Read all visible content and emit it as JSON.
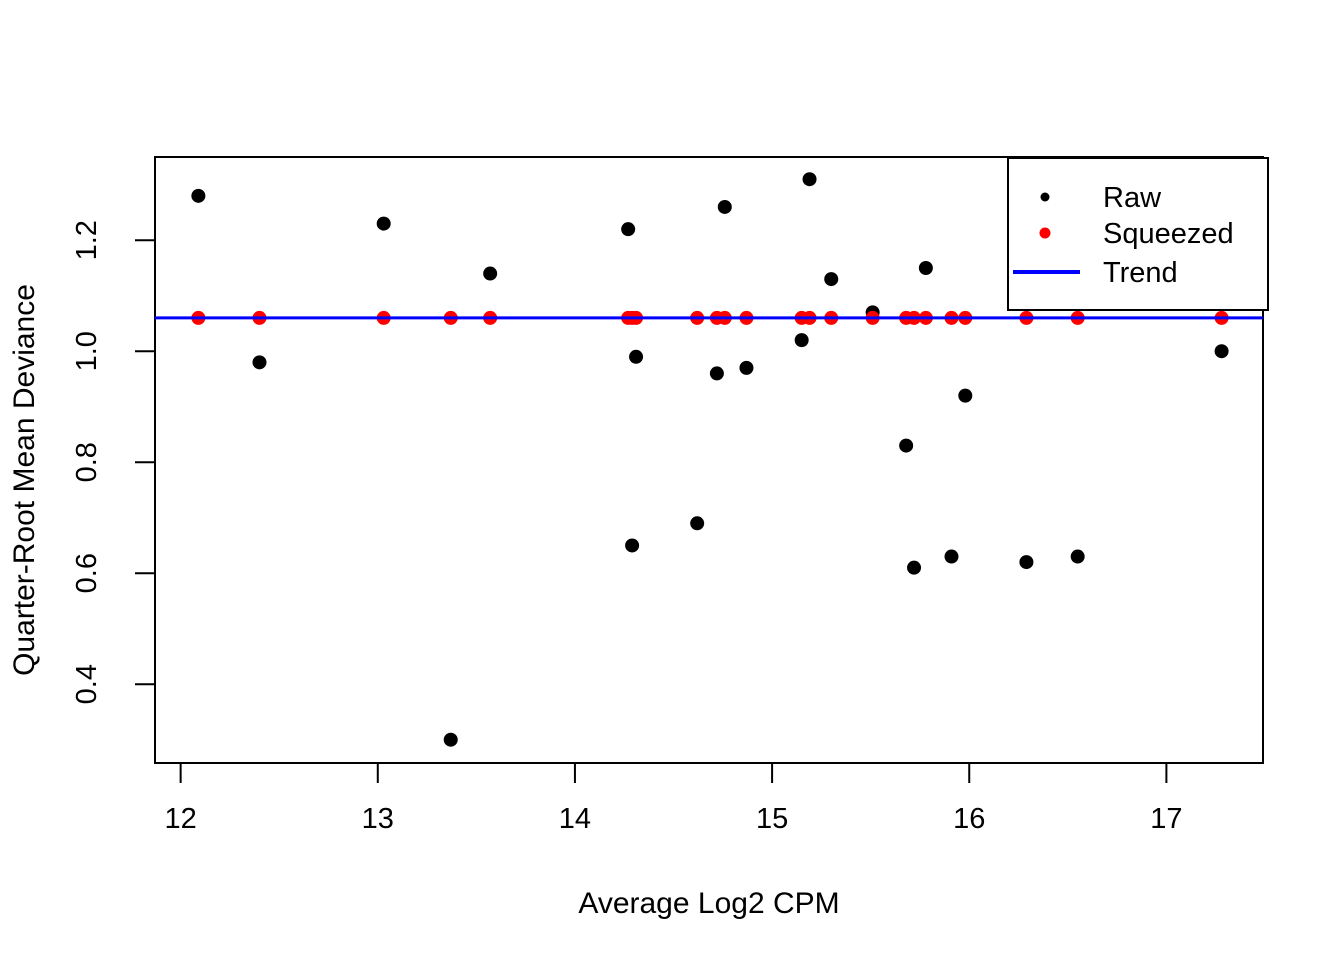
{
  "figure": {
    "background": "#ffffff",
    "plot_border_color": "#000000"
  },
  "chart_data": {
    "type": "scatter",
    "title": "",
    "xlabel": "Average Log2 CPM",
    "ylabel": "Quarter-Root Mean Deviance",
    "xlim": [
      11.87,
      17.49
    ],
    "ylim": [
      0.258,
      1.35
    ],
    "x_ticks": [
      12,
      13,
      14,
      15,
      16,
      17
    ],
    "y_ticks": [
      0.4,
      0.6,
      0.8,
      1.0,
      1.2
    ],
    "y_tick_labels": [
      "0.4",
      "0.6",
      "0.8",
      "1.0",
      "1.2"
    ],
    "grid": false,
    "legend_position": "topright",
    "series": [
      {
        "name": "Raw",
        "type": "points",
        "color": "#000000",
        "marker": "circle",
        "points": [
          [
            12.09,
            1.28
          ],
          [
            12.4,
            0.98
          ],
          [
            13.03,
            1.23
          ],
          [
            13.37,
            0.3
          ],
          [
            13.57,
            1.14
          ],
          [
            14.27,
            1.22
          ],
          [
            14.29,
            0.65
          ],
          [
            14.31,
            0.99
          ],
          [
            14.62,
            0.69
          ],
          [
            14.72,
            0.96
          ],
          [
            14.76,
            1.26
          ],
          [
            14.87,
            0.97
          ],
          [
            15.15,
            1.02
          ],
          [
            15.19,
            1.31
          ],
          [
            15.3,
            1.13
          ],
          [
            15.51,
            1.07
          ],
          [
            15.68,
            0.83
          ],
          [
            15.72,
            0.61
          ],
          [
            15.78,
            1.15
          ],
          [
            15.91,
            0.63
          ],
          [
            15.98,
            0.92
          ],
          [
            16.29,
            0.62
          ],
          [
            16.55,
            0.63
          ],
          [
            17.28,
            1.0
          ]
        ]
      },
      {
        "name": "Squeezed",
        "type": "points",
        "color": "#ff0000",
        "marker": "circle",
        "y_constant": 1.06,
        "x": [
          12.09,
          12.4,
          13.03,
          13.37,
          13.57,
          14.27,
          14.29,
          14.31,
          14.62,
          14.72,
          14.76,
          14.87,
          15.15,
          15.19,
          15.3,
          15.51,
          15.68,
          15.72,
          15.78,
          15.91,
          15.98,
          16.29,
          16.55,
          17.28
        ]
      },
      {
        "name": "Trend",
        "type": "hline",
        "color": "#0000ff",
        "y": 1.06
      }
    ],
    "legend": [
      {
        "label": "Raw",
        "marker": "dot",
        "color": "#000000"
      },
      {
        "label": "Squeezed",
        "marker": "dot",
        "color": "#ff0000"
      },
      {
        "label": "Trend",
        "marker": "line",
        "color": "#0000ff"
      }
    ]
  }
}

# # #

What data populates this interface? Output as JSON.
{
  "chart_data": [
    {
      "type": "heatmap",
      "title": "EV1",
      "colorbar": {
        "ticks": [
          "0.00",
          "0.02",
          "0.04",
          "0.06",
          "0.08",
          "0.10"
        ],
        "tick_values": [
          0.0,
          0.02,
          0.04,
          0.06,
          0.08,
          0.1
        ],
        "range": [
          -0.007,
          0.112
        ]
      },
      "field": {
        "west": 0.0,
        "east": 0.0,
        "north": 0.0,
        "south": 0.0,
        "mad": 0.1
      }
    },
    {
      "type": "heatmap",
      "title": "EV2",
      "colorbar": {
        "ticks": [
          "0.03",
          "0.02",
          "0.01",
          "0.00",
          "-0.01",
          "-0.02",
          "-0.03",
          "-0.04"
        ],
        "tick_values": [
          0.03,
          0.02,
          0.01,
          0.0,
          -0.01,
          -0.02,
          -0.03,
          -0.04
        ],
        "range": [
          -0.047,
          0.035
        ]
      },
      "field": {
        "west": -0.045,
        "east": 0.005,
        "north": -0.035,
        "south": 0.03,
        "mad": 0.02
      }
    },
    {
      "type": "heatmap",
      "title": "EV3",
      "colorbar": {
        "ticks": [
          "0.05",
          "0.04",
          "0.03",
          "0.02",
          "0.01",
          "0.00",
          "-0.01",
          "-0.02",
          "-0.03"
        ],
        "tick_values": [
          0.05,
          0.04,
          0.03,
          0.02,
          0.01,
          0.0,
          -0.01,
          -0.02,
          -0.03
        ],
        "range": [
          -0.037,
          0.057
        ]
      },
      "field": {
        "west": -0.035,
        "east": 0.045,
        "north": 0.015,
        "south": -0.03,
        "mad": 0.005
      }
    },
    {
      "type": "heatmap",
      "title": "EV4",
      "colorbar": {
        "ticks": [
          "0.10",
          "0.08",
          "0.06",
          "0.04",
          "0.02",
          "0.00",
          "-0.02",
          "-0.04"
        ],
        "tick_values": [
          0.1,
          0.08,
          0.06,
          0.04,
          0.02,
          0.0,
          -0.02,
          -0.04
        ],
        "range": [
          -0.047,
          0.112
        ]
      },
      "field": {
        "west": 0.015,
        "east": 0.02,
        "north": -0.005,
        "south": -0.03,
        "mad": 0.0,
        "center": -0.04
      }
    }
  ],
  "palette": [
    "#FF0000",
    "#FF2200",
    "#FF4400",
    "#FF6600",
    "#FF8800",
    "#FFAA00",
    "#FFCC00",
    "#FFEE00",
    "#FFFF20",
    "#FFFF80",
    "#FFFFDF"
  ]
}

# # #

WHAT YOU HAVE TO DO => Which lines in the records above contain the string "south"? Copy each one.

RESPONSE TO THIS EXERCISE =>
        "south": 0.0,
        "south": 0.03,
        "south": -0.03,
        "south": -0.03,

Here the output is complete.